#### TASK DESCRIPTION:
Pick out all lines of the entries that include the word "page" and copy them.

#### RECORDS SUPPLIED:

»»

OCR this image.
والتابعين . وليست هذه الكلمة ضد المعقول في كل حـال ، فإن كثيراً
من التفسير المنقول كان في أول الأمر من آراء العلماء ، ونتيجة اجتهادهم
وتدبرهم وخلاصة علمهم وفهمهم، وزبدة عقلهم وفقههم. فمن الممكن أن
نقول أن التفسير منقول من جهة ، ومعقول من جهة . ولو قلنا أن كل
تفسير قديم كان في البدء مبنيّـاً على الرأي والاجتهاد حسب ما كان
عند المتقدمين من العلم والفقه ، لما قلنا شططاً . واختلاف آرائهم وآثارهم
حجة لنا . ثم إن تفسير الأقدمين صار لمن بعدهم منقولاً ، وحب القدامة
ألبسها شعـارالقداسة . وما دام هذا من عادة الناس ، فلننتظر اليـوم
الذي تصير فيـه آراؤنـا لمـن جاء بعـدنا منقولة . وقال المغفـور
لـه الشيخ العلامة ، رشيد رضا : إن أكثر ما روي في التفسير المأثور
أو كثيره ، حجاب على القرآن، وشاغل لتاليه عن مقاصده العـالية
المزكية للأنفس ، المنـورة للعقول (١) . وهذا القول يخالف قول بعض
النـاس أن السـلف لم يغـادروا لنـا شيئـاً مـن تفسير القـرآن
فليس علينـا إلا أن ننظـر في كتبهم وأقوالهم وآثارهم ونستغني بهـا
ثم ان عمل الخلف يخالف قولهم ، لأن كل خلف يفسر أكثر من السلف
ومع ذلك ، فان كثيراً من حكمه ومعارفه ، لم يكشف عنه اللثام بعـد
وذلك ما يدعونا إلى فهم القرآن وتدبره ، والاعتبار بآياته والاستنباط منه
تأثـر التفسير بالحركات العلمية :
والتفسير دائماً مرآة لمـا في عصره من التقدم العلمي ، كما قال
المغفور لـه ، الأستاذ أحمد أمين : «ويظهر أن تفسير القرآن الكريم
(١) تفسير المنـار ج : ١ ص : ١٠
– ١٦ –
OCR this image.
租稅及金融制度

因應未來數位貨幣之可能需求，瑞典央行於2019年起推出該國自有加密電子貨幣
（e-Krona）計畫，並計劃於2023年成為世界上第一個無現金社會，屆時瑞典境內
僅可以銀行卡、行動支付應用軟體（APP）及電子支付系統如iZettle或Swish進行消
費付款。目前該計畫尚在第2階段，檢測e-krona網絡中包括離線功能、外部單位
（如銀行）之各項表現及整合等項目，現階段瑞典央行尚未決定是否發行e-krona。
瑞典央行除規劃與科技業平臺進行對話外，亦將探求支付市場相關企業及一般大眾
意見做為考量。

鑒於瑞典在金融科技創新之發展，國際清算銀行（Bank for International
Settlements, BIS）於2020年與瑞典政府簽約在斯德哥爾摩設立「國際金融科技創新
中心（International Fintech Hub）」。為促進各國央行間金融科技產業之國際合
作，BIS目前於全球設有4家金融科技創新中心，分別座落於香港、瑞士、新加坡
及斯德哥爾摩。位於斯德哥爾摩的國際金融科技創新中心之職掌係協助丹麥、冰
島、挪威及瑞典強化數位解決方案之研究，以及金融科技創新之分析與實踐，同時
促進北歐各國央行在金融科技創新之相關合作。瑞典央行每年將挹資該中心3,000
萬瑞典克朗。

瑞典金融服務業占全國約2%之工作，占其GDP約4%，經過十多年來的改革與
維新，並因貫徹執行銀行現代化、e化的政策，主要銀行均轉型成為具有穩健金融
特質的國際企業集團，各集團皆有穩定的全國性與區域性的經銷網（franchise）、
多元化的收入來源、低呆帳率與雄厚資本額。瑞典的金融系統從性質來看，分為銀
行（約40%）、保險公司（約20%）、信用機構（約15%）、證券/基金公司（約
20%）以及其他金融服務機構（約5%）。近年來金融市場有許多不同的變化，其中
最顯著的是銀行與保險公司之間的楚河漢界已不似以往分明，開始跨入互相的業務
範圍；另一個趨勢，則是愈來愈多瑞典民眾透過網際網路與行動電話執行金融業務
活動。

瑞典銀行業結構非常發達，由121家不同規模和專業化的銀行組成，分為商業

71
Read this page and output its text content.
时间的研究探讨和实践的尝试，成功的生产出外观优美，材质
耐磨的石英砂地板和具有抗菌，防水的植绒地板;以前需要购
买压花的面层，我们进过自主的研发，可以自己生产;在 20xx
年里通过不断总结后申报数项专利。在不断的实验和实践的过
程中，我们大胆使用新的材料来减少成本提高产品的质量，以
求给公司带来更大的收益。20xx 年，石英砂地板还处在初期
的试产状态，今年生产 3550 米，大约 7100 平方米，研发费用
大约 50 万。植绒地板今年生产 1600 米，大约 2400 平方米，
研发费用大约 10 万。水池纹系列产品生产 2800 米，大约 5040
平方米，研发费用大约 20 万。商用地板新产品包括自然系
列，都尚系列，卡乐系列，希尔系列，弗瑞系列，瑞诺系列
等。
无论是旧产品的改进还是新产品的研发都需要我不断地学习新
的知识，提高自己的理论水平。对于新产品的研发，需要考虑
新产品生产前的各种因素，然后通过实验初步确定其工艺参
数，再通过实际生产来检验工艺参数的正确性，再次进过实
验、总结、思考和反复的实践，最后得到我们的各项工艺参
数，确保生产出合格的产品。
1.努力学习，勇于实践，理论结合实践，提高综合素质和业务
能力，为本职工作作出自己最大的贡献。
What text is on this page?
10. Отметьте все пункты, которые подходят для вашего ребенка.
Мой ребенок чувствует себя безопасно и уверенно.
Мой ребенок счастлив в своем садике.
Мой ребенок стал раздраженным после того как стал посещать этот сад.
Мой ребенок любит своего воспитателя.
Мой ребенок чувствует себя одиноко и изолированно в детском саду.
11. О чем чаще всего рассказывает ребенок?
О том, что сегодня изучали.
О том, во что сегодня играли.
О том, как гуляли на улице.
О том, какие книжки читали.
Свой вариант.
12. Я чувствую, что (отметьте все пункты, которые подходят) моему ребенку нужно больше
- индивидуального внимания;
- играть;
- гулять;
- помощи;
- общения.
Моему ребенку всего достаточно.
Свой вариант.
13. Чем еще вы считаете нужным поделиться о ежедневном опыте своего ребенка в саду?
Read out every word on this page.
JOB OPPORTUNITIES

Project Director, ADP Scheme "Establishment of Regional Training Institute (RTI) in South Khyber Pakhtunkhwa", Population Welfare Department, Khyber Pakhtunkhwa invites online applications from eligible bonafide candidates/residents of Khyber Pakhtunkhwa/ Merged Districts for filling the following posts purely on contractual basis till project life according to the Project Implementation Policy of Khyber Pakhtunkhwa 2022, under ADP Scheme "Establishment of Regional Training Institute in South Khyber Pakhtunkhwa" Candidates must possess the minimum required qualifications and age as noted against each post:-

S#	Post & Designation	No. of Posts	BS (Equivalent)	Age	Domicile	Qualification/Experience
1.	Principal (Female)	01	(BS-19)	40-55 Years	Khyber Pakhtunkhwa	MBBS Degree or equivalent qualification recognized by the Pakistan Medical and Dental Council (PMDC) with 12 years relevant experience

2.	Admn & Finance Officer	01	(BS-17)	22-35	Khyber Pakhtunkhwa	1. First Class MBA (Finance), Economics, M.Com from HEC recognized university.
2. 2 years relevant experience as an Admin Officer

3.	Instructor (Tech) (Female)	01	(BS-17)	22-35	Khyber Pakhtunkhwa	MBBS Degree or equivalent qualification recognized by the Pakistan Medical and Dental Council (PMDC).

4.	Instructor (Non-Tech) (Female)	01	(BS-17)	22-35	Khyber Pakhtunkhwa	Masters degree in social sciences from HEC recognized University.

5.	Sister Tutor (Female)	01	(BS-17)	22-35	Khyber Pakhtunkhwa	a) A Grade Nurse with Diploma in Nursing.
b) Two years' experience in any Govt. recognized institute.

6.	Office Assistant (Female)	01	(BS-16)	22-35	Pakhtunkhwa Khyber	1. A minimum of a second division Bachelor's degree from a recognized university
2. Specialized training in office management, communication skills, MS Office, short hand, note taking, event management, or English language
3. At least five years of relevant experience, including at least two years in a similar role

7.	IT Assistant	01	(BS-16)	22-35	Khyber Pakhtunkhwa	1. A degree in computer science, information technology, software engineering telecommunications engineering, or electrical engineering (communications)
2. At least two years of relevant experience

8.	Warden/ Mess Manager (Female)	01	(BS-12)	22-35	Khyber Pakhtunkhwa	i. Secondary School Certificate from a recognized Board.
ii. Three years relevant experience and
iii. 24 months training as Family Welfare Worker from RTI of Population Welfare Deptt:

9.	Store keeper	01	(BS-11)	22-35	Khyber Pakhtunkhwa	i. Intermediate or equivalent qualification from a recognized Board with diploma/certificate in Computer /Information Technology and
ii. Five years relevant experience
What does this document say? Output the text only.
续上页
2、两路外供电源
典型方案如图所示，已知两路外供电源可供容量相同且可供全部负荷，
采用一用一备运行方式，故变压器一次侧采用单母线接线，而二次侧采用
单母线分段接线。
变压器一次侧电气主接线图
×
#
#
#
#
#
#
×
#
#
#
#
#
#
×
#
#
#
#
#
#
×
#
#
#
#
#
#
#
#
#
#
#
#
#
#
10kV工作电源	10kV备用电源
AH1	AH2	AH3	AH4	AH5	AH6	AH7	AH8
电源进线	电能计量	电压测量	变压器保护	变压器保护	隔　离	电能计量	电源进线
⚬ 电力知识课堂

««

#### FINISHED ANSWER:
Read this page and output its text content.
What text is on this page?
Read out every word on this page.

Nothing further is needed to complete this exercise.